** start SUPPLIED MATERIAL **

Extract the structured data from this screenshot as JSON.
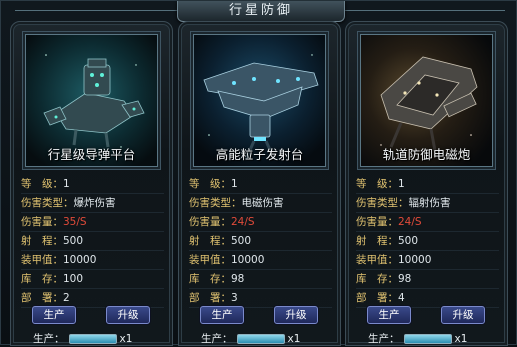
{
  "window": {
    "title": "行星防御"
  },
  "panels": [
    {
      "name": "行星级导弹平台",
      "icon": "missile-platform-art",
      "stats": [
        {
          "label": "等　级：",
          "value": "1"
        },
        {
          "label": "伤害类型：",
          "value": "爆炸伤害"
        },
        {
          "label": "伤害量：",
          "value": "35/S"
        },
        {
          "label": "射　程：",
          "value": "500"
        },
        {
          "label": "装甲值：",
          "value": "10000"
        },
        {
          "label": "库　存：",
          "value": "100"
        },
        {
          "label": "部　署：",
          "value": "2"
        }
      ],
      "produce_label": "生产",
      "upgrade_label": "升级",
      "prod_label": "生产：",
      "prod_qty": "x1"
    },
    {
      "name": "高能粒子发射台",
      "icon": "particle-launcher-art",
      "stats": [
        {
          "label": "等　级：",
          "value": "1"
        },
        {
          "label": "伤害类型：",
          "value": "电磁伤害"
        },
        {
          "label": "伤害量：",
          "value": "24/S"
        },
        {
          "label": "射　程：",
          "value": "500"
        },
        {
          "label": "装甲值：",
          "value": "10000"
        },
        {
          "label": "库　存：",
          "value": "98"
        },
        {
          "label": "部　署：",
          "value": "3"
        }
      ],
      "produce_label": "生产",
      "upgrade_label": "升级",
      "prod_label": "生产：",
      "prod_qty": "x1"
    },
    {
      "name": "轨道防御电磁炮",
      "icon": "railgun-art",
      "stats": [
        {
          "label": "等　级：",
          "value": "1"
        },
        {
          "label": "伤害类型：",
          "value": "辐射伤害"
        },
        {
          "label": "伤害量：",
          "value": "24/S"
        },
        {
          "label": "射　程：",
          "value": "500"
        },
        {
          "label": "装甲值：",
          "value": "10000"
        },
        {
          "label": "库　存：",
          "value": "98"
        },
        {
          "label": "部　署：",
          "value": "4"
        }
      ],
      "produce_label": "生产",
      "upgrade_label": "升级",
      "prod_label": "生产：",
      "prod_qty": "x1"
    }
  ],
  "colors": {
    "label": "#e0c270",
    "damage": "#e24b3a",
    "button": "#2b3770"
  }
}
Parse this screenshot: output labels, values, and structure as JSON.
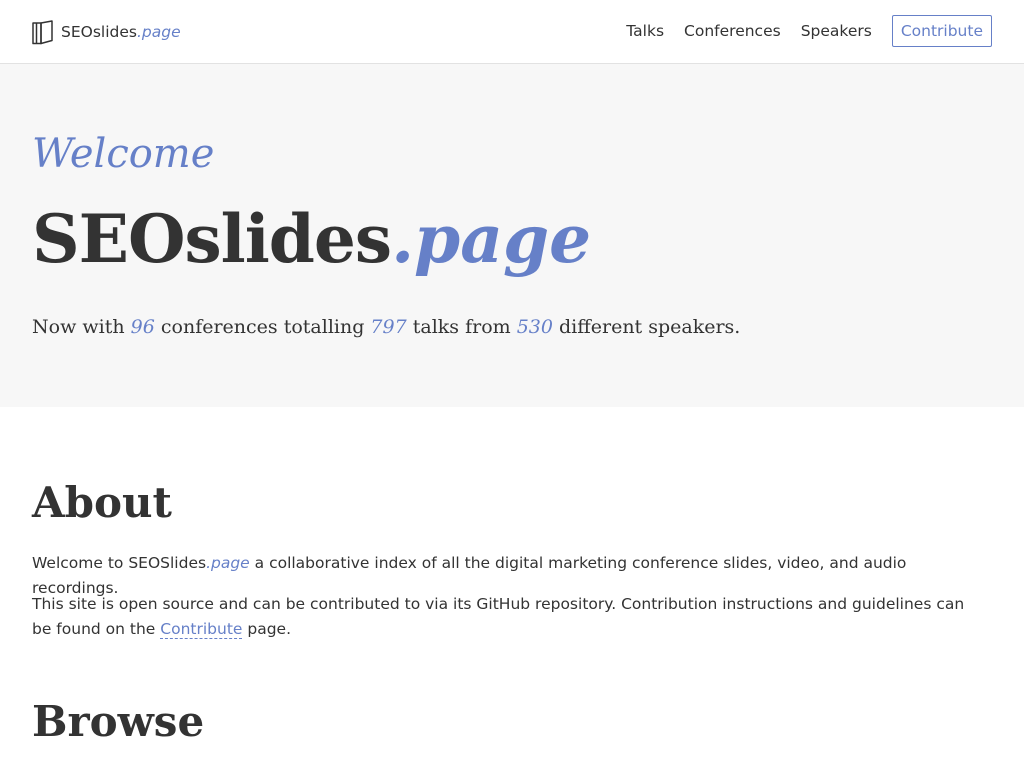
{
  "colors": {
    "accent": "#6680c8",
    "text": "#333333",
    "hero_background": "#f7f7f7",
    "page_background": "#ffffff"
  },
  "navbar": {
    "brand": {
      "icon": "slides-book-icon",
      "name": "SEOslides",
      "tld": ".page"
    },
    "links": [
      "Talks",
      "Conferences",
      "Speakers"
    ],
    "cta_label": "Contribute"
  },
  "hero": {
    "welcome": "Welcome",
    "title_main": "SEOslides",
    "title_tld": ".page",
    "stats": {
      "prefix": "Now with",
      "conferences": "96",
      "mid1": "conferences totalling",
      "talks": "797",
      "mid2": "talks from",
      "speakers": "530",
      "suffix": "different speakers."
    }
  },
  "about": {
    "heading": "About",
    "p1": {
      "start": "Welcome to SEOSlides",
      "tld": ".page",
      "rest": "a collaborative index of all the digital marketing conference slides, video, and audio recordings."
    },
    "p2": {
      "start": "This site is open source and can be contributed to via its GitHub repository. Contribution instructions and guidelines can be found on the",
      "link": "Contribute",
      "end": "page."
    }
  },
  "browse": {
    "heading": "Browse"
  }
}
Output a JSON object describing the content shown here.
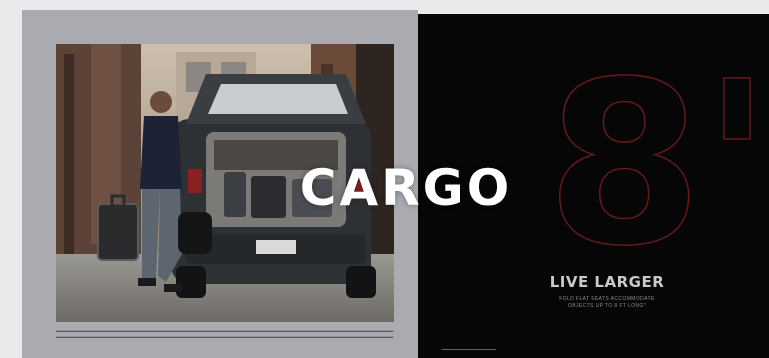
{
  "overlay": {
    "title": "CARGO"
  },
  "right_page": {
    "big_number": "8'",
    "headline": "LIVE LARGER",
    "tagline_line1": "FOLD FLAT SEATS ACCOMMODATE",
    "tagline_line2": "OBJECTS UP TO 8 FT LONG*"
  },
  "colors": {
    "left_page_bg": "#a9abb0",
    "right_page_bg": "#060606",
    "outline_red": "#6a1a1a",
    "title_white": "#ffffff"
  }
}
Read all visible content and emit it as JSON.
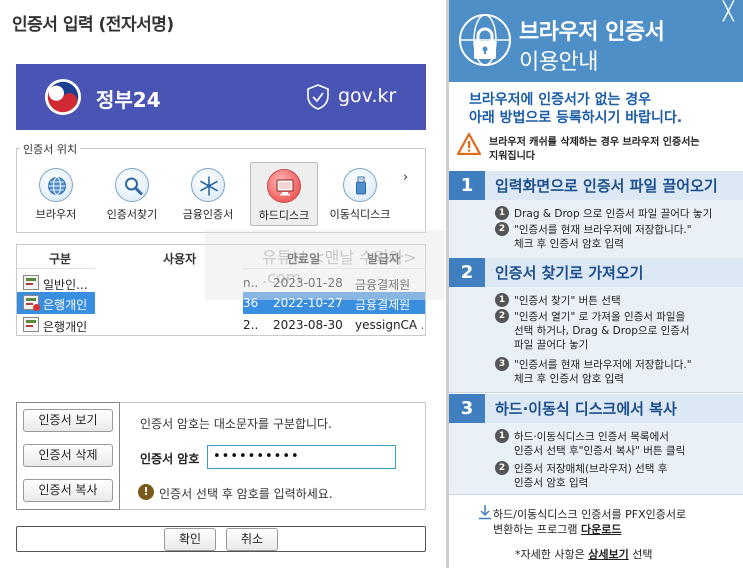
{
  "dialog": {
    "title": "인증서 입력 (전자서명)",
    "banner": {
      "gov_name": "정부24",
      "domain": "gov.kr"
    },
    "location": {
      "legend": "인증서 위치",
      "items": [
        {
          "label": "브라우저",
          "icon": "globe-icon"
        },
        {
          "label": "인증서찾기",
          "icon": "magnifier-icon"
        },
        {
          "label": "금융인증서",
          "icon": "asterisk-icon"
        },
        {
          "label": "하드디스크",
          "icon": "monitor-icon",
          "selected": true
        },
        {
          "label": "이동식디스크",
          "icon": "usb-icon"
        }
      ],
      "next": "›"
    },
    "table": {
      "headers": [
        "구분",
        "사용자",
        "만료일",
        "발급자"
      ],
      "rows": [
        {
          "type": "일반인...",
          "user": "n...",
          "expiry": "2023-01-28",
          "issuer": "금융결제원"
        },
        {
          "type": "은행개인",
          "user": "36",
          "expiry": "2022-10-27",
          "issuer": "금융결제원",
          "selected": true
        },
        {
          "type": "은행개인",
          "user": "2...",
          "expiry": "2023-08-30",
          "issuer": "yessignCA ..."
        }
      ]
    },
    "watermark": "유튜브 <맨날 수리아>  .com",
    "actions": {
      "view": "인증서 보기",
      "delete": "인증서 삭제",
      "copy": "인증서 복사"
    },
    "hint_case": "인증서 암호는 대소문자를 구분합니다.",
    "password": {
      "label": "인증서 암호",
      "value": "••••••••••"
    },
    "hint_select": "인증서 선택 후 암호를 입력하세요.",
    "buttons": {
      "ok": "확인",
      "cancel": "취소"
    }
  },
  "guide": {
    "title_line1": "브라우저 인증서",
    "title_line2": "이용안내",
    "close": "╳",
    "intro_line1": "브라우저에 인증서가 없는 경우",
    "intro_line2": "아래 방법으로 등록하시기 바랍니다.",
    "warn_line1": "브라우저 캐쉬를 삭제하는 경우 브라우저 인증서는",
    "warn_line2": "지워집니다",
    "sections": [
      {
        "num": "1",
        "title": "입력화면으로 인증서 파일 끌어오기",
        "steps": [
          {
            "n": "1",
            "lines": [
              "Drag & Drop 으로 인증서 파일 끌어다 놓기"
            ]
          },
          {
            "n": "2",
            "lines": [
              "\"인증서를 현재 브라우저에 저장합니다.\"",
              "체크 후 인증서 암호 입력"
            ]
          }
        ]
      },
      {
        "num": "2",
        "title": "인증서 찾기로 가져오기",
        "steps": [
          {
            "n": "1",
            "lines": [
              "\"인증서 찾기\" 버튼 선택"
            ]
          },
          {
            "n": "2",
            "lines": [
              "\"인증서 열기\" 로 가져올 인증서 파일을",
              "선택 하거나, Drag & Drop으로 인증서",
              "파일 끌어다 놓기"
            ]
          },
          {
            "n": "3",
            "lines": [
              "\"인증서를 현재 브라우저에 저장합니다.\"",
              "체크 후 인증서 암호 입력"
            ]
          }
        ]
      },
      {
        "num": "3",
        "title": "하드·이동식 디스크에서 복사",
        "steps": [
          {
            "n": "1",
            "lines": [
              "하드·이동식디스크 인증서 목록에서",
              "인증서 선택 후\"인증서 복사\" 버튼 클릭"
            ]
          },
          {
            "n": "2",
            "lines": [
              "인증서 저장매체(브라우저) 선택 후",
              "인증서 암호 입력"
            ]
          }
        ]
      }
    ],
    "download_line1": "하드/이동식디스크 인증서를 PFX인증서로",
    "download_line2_prefix": "변환하는 프로그램 ",
    "download_link": "다운로드",
    "detail_prefix": "*자세한 사항은 ",
    "detail_link": "상세보기",
    "detail_suffix": " 선택"
  }
}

** end SUPPLIED MATERIAL **

• [WHAT TO WORK ON]:
Show every line in the entries where the string "issuer" occurs.

• [RESULT FOR THIS EXERCISE]:
          "issuer": "금융결제원"
          "issuer": "금융결제원",
          "issuer": "yessignCA ..."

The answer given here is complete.